CHALLENGE
Output the data that follows exactly, line for line.

(Stored data)
>> BEGIN

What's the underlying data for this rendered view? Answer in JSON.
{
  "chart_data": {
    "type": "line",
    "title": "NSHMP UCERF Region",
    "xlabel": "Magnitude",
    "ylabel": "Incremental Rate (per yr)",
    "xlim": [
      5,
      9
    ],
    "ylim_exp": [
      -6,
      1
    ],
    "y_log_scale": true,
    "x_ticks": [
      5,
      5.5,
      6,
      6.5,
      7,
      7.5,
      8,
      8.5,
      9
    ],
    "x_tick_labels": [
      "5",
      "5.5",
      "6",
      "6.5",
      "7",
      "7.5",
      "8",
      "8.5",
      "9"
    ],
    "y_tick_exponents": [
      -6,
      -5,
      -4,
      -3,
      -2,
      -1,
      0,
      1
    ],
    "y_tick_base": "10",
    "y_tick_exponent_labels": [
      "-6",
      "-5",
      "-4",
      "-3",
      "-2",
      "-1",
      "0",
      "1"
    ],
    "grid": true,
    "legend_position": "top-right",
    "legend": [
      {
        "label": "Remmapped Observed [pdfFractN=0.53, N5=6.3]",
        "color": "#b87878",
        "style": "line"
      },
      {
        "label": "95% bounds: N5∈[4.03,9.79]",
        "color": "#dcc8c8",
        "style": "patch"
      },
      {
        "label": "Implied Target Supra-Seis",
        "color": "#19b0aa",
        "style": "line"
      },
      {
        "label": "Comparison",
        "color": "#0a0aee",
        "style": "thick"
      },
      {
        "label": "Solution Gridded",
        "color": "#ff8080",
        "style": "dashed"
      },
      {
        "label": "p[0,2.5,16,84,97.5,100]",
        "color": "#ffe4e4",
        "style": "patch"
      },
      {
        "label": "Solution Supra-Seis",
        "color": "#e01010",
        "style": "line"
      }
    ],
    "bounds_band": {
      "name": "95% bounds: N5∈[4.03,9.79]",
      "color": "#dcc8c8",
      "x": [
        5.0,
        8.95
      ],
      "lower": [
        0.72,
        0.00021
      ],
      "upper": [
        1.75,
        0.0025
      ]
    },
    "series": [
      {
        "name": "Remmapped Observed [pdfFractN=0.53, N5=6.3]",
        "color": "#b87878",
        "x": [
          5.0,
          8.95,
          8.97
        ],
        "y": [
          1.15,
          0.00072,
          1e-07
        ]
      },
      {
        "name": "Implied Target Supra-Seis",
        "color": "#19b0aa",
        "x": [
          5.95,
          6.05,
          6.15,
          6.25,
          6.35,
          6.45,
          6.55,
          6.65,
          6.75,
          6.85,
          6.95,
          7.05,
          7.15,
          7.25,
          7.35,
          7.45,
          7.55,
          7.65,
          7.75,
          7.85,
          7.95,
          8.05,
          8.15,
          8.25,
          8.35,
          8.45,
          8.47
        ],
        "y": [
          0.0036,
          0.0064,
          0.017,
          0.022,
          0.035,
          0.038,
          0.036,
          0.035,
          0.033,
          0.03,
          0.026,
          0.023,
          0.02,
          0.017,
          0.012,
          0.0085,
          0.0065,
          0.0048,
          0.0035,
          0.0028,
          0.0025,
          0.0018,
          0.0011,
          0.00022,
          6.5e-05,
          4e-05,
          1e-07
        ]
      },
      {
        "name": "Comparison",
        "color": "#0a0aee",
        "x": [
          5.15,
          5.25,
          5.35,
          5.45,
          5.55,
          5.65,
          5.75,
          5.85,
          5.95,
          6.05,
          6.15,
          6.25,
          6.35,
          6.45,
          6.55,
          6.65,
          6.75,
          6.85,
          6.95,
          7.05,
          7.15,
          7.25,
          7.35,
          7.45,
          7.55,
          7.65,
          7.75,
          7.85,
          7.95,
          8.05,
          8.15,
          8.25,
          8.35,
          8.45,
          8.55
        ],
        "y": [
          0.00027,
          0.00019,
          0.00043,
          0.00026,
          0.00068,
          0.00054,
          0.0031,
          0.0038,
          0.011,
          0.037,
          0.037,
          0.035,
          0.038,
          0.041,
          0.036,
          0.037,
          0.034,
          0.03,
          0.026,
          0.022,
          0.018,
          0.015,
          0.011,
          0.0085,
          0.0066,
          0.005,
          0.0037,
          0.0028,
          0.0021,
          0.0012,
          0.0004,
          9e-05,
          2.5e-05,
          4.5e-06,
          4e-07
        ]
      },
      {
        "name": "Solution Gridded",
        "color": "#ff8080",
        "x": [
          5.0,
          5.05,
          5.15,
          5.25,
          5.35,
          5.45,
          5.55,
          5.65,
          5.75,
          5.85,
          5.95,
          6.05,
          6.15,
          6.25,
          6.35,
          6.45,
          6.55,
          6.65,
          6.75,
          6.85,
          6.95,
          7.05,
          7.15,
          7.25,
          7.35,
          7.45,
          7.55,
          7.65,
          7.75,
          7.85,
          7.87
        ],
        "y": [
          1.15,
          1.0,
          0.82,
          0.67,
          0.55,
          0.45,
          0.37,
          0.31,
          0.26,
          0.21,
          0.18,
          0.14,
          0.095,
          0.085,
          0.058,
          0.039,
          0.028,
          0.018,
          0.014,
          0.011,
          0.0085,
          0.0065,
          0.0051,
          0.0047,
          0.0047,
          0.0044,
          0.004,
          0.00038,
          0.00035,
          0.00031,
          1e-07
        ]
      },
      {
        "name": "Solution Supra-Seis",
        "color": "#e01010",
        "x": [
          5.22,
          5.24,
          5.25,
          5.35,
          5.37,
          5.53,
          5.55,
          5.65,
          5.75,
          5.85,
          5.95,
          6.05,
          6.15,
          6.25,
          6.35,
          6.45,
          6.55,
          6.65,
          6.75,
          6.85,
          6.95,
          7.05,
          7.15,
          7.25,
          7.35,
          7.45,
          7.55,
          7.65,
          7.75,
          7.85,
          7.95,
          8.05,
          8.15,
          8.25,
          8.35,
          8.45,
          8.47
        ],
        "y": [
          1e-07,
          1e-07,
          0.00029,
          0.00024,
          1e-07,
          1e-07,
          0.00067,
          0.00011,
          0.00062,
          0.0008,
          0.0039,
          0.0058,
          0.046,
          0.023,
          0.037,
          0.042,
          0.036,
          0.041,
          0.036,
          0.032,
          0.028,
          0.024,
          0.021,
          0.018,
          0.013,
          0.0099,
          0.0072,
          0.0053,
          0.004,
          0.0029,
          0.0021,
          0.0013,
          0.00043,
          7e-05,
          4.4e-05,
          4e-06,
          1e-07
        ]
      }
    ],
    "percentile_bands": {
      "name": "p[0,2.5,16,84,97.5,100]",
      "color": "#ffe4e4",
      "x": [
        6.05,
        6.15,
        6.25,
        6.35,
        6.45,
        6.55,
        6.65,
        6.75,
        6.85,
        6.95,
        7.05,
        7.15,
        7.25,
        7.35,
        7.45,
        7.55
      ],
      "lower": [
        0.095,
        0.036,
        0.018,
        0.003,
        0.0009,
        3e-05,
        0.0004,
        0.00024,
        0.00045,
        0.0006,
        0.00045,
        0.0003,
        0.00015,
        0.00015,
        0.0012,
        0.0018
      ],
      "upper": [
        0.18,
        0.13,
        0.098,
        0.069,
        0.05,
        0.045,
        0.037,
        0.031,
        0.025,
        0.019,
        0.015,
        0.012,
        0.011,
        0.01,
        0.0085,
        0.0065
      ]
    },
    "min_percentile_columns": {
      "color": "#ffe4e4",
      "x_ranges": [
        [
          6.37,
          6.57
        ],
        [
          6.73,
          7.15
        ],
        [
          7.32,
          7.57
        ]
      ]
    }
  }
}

>> END

COMPLETED EXERCISE
What's the underlying data for this rendered view? Answer in JSON.
{
  "chart_data": {
    "type": "line",
    "title": "NSHMP UCERF Region",
    "xlabel": "Magnitude",
    "ylabel": "Incremental Rate (per yr)",
    "xlim": [
      5,
      9
    ],
    "ylim_exp": [
      -6,
      1
    ],
    "y_log_scale": true,
    "x_ticks": [
      5,
      5.5,
      6,
      6.5,
      7,
      7.5,
      8,
      8.5,
      9
    ],
    "x_tick_labels": [
      "5",
      "5.5",
      "6",
      "6.5",
      "7",
      "7.5",
      "8",
      "8.5",
      "9"
    ],
    "y_tick_exponents": [
      -6,
      -5,
      -4,
      -3,
      -2,
      -1,
      0,
      1
    ],
    "y_tick_base": "10",
    "y_tick_exponent_labels": [
      "-6",
      "-5",
      "-4",
      "-3",
      "-2",
      "-1",
      "0",
      "1"
    ],
    "grid": true,
    "legend_position": "top-right",
    "legend": [
      {
        "label": "Remmapped Observed [pdfFractN=0.53, N5=6.3]",
        "color": "#b87878",
        "style": "line"
      },
      {
        "label": "95% bounds: N5∈[4.03,9.79]",
        "color": "#dcc8c8",
        "style": "patch"
      },
      {
        "label": "Implied Target Supra-Seis",
        "color": "#19b0aa",
        "style": "line"
      },
      {
        "label": "Comparison",
        "color": "#0a0aee",
        "style": "thick"
      },
      {
        "label": "Solution Gridded",
        "color": "#ff8080",
        "style": "dashed"
      },
      {
        "label": "p[0,2.5,16,84,97.5,100]",
        "color": "#ffe4e4",
        "style": "patch"
      },
      {
        "label": "Solution Supra-Seis",
        "color": "#e01010",
        "style": "line"
      }
    ],
    "bounds_band": {
      "name": "95% bounds: N5∈[4.03,9.79]",
      "color": "#dcc8c8",
      "x": [
        5.0,
        8.95
      ],
      "lower": [
        0.72,
        0.00021
      ],
      "upper": [
        1.75,
        0.0025
      ]
    },
    "series": [
      {
        "name": "Remmapped Observed [pdfFractN=0.53, N5=6.3]",
        "color": "#b87878",
        "x": [
          5.0,
          8.95,
          8.97
        ],
        "y": [
          1.15,
          0.00072,
          1e-07
        ]
      },
      {
        "name": "Implied Target Supra-Seis",
        "color": "#19b0aa",
        "x": [
          5.95,
          6.05,
          6.15,
          6.25,
          6.35,
          6.45,
          6.55,
          6.65,
          6.75,
          6.85,
          6.95,
          7.05,
          7.15,
          7.25,
          7.35,
          7.45,
          7.55,
          7.65,
          7.75,
          7.85,
          7.95,
          8.05,
          8.15,
          8.25,
          8.35,
          8.45,
          8.47
        ],
        "y": [
          0.0036,
          0.0064,
          0.017,
          0.022,
          0.035,
          0.038,
          0.036,
          0.035,
          0.033,
          0.03,
          0.026,
          0.023,
          0.02,
          0.017,
          0.012,
          0.0085,
          0.0065,
          0.0048,
          0.0035,
          0.0028,
          0.0025,
          0.0018,
          0.0011,
          0.00022,
          6.5e-05,
          4e-05,
          1e-07
        ]
      },
      {
        "name": "Comparison",
        "color": "#0a0aee",
        "x": [
          5.15,
          5.25,
          5.35,
          5.45,
          5.55,
          5.65,
          5.75,
          5.85,
          5.95,
          6.05,
          6.15,
          6.25,
          6.35,
          6.45,
          6.55,
          6.65,
          6.75,
          6.85,
          6.95,
          7.05,
          7.15,
          7.25,
          7.35,
          7.45,
          7.55,
          7.65,
          7.75,
          7.85,
          7.95,
          8.05,
          8.15,
          8.25,
          8.35,
          8.45,
          8.55
        ],
        "y": [
          0.00027,
          0.00019,
          0.00043,
          0.00026,
          0.00068,
          0.00054,
          0.0031,
          0.0038,
          0.011,
          0.037,
          0.037,
          0.035,
          0.038,
          0.041,
          0.036,
          0.037,
          0.034,
          0.03,
          0.026,
          0.022,
          0.018,
          0.015,
          0.011,
          0.0085,
          0.0066,
          0.005,
          0.0037,
          0.0028,
          0.0021,
          0.0012,
          0.0004,
          9e-05,
          2.5e-05,
          4.5e-06,
          4e-07
        ]
      },
      {
        "name": "Solution Gridded",
        "color": "#ff8080",
        "x": [
          5.0,
          5.05,
          5.15,
          5.25,
          5.35,
          5.45,
          5.55,
          5.65,
          5.75,
          5.85,
          5.95,
          6.05,
          6.15,
          6.25,
          6.35,
          6.45,
          6.55,
          6.65,
          6.75,
          6.85,
          6.95,
          7.05,
          7.15,
          7.25,
          7.35,
          7.45,
          7.55,
          7.65,
          7.75,
          7.85,
          7.87
        ],
        "y": [
          1.15,
          1.0,
          0.82,
          0.67,
          0.55,
          0.45,
          0.37,
          0.31,
          0.26,
          0.21,
          0.18,
          0.14,
          0.095,
          0.085,
          0.058,
          0.039,
          0.028,
          0.018,
          0.014,
          0.011,
          0.0085,
          0.0065,
          0.0051,
          0.0047,
          0.0047,
          0.0044,
          0.004,
          0.00038,
          0.00035,
          0.00031,
          1e-07
        ]
      },
      {
        "name": "Solution Supra-Seis",
        "color": "#e01010",
        "x": [
          5.22,
          5.24,
          5.25,
          5.35,
          5.37,
          5.53,
          5.55,
          5.65,
          5.75,
          5.85,
          5.95,
          6.05,
          6.15,
          6.25,
          6.35,
          6.45,
          6.55,
          6.65,
          6.75,
          6.85,
          6.95,
          7.05,
          7.15,
          7.25,
          7.35,
          7.45,
          7.55,
          7.65,
          7.75,
          7.85,
          7.95,
          8.05,
          8.15,
          8.25,
          8.35,
          8.45,
          8.47
        ],
        "y": [
          1e-07,
          1e-07,
          0.00029,
          0.00024,
          1e-07,
          1e-07,
          0.00067,
          0.00011,
          0.00062,
          0.0008,
          0.0039,
          0.0058,
          0.046,
          0.023,
          0.037,
          0.042,
          0.036,
          0.041,
          0.036,
          0.032,
          0.028,
          0.024,
          0.021,
          0.018,
          0.013,
          0.0099,
          0.0072,
          0.0053,
          0.004,
          0.0029,
          0.0021,
          0.0013,
          0.00043,
          7e-05,
          4.4e-05,
          4e-06,
          1e-07
        ]
      }
    ],
    "percentile_bands": {
      "name": "p[0,2.5,16,84,97.5,100]",
      "color": "#ffe4e4",
      "x": [
        6.05,
        6.15,
        6.25,
        6.35,
        6.45,
        6.55,
        6.65,
        6.75,
        6.85,
        6.95,
        7.05,
        7.15,
        7.25,
        7.35,
        7.45,
        7.55
      ],
      "lower": [
        0.095,
        0.036,
        0.018,
        0.003,
        0.0009,
        3e-05,
        0.0004,
        0.00024,
        0.00045,
        0.0006,
        0.00045,
        0.0003,
        0.00015,
        0.00015,
        0.0012,
        0.0018
      ],
      "upper": [
        0.18,
        0.13,
        0.098,
        0.069,
        0.05,
        0.045,
        0.037,
        0.031,
        0.025,
        0.019,
        0.015,
        0.012,
        0.011,
        0.01,
        0.0085,
        0.0065
      ]
    },
    "min_percentile_columns": {
      "color": "#ffe4e4",
      "x_ranges": [
        [
          6.37,
          6.57
        ],
        [
          6.73,
          7.15
        ],
        [
          7.32,
          7.57
        ]
      ]
    }
  }
}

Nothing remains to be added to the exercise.